Exercise aim
Check each line of the material below for "icon", then copy the ones that contain it.
- - - - - - -
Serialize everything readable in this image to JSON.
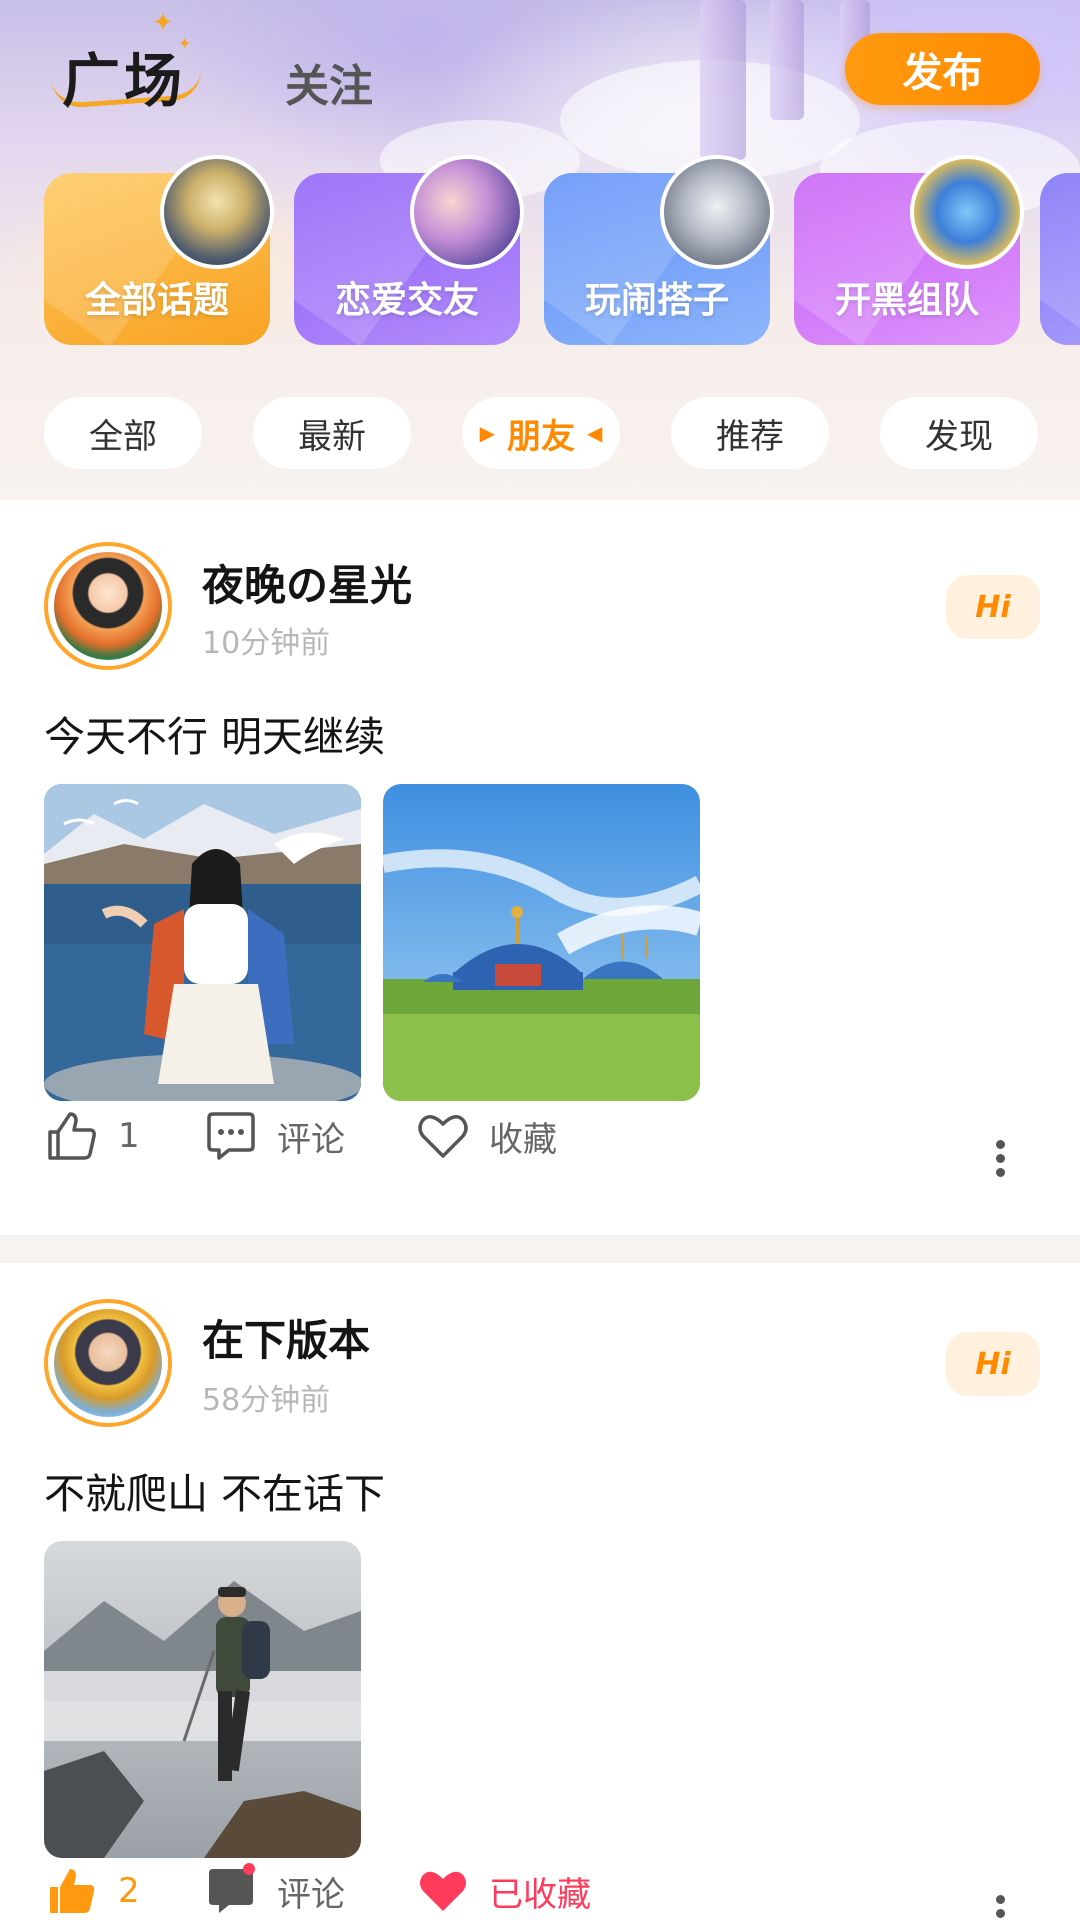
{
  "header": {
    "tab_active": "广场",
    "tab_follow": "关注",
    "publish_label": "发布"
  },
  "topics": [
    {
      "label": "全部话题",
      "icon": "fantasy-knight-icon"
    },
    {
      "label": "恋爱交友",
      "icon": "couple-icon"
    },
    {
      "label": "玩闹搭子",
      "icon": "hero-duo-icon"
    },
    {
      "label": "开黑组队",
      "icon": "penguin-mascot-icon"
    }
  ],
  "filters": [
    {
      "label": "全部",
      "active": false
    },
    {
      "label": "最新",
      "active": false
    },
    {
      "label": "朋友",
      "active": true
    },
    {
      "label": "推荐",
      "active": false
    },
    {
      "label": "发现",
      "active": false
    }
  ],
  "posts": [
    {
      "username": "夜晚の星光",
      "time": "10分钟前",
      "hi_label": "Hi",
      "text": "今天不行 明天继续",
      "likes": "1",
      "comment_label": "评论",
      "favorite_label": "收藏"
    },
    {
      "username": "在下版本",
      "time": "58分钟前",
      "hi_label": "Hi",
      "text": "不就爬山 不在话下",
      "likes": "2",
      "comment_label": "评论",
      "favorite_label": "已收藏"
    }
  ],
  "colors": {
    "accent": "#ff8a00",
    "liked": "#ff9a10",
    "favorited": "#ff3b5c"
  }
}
- - - - - - -
Result of this task
      "icon": "fantasy-knight-icon"
      "icon": "couple-icon"
      "icon": "hero-duo-icon"
      "icon": "penguin-mascot-icon"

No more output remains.